Start of Information shown
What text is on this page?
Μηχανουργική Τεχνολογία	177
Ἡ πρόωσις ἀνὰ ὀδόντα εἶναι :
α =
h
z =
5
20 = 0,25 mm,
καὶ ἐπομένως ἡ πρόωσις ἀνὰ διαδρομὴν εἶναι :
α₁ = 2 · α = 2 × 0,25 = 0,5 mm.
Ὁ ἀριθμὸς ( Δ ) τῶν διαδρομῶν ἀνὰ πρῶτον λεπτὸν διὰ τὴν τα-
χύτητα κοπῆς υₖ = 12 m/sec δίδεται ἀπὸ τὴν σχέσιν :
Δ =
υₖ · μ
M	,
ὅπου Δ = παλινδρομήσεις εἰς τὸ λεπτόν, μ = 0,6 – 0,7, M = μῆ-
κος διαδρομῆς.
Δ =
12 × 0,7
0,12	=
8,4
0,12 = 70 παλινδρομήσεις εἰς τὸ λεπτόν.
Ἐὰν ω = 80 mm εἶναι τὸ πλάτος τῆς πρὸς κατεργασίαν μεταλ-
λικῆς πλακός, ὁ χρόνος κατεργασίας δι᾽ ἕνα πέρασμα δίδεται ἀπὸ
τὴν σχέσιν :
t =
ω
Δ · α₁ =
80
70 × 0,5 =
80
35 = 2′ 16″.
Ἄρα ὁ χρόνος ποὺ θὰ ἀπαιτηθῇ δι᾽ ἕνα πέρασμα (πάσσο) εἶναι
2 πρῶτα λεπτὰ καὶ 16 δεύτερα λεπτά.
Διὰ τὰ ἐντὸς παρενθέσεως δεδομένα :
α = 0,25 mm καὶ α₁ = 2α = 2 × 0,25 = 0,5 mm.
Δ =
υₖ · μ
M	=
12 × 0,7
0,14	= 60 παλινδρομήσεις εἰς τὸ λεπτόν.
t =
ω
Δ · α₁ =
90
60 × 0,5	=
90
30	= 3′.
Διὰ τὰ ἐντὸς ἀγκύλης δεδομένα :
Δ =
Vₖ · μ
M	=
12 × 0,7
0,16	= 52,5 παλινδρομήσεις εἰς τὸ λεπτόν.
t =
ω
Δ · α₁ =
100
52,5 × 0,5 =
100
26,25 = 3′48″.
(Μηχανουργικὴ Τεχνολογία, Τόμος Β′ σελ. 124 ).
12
End of Information shown
> **What is asked**: Reproduce every entry shown above, precisely as it stands.

> **Answer to the task**:
What text is on this page?
Μηχανουργική Τεχνολογία	177
Ἡ πρόωσις ἀνὰ ὀδόντα εἶναι :
α =
h
z =
5
20 = 0,25 mm,
καὶ ἐπομένως ἡ πρόωσις ἀνὰ διαδρομὴν εἶναι :
α₁ = 2 · α = 2 × 0,25 = 0,5 mm.
Ὁ ἀριθμὸς ( Δ ) τῶν διαδρομῶν ἀνὰ πρῶτον λεπτὸν διὰ τὴν τα-
χύτητα κοπῆς υₖ = 12 m/sec δίδεται ἀπὸ τὴν σχέσιν :
Δ =
υₖ · μ
M	,
ὅπου Δ = παλινδρομήσεις εἰς τὸ λεπτόν, μ = 0,6 – 0,7, M = μῆ-
κος διαδρομῆς.
Δ =
12 × 0,7
0,12	=
8,4
0,12 = 70 παλινδρομήσεις εἰς τὸ λεπτόν.
Ἐὰν ω = 80 mm εἶναι τὸ πλάτος τῆς πρὸς κατεργασίαν μεταλ-
λικῆς πλακός, ὁ χρόνος κατεργασίας δι᾽ ἕνα πέρασμα δίδεται ἀπὸ
τὴν σχέσιν :
t =
ω
Δ · α₁ =
80
70 × 0,5 =
80
35 = 2′ 16″.
Ἄρα ὁ χρόνος ποὺ θὰ ἀπαιτηθῇ δι᾽ ἕνα πέρασμα (πάσσο) εἶναι
2 πρῶτα λεπτὰ καὶ 16 δεύτερα λεπτά.
Διὰ τὰ ἐντὸς παρενθέσεως δεδομένα :
α = 0,25 mm καὶ α₁ = 2α = 2 × 0,25 = 0,5 mm.
Δ =
υₖ · μ
M	=
12 × 0,7
0,14	= 60 παλινδρομήσεις εἰς τὸ λεπτόν.
t =
ω
Δ · α₁ =
90
60 × 0,5	=
90
30	= 3′.
Διὰ τὰ ἐντὸς ἀγκύλης δεδομένα :
Δ =
Vₖ · μ
M	=
12 × 0,7
0,16	= 52,5 παλινδρομήσεις εἰς τὸ λεπτόν.
t =
ω
Δ · α₁ =
100
52,5 × 0,5 =
100
26,25 = 3′48″.
(Μηχανουργικὴ Τεχνολογία, Τόμος Β′ σελ. 124 ).
12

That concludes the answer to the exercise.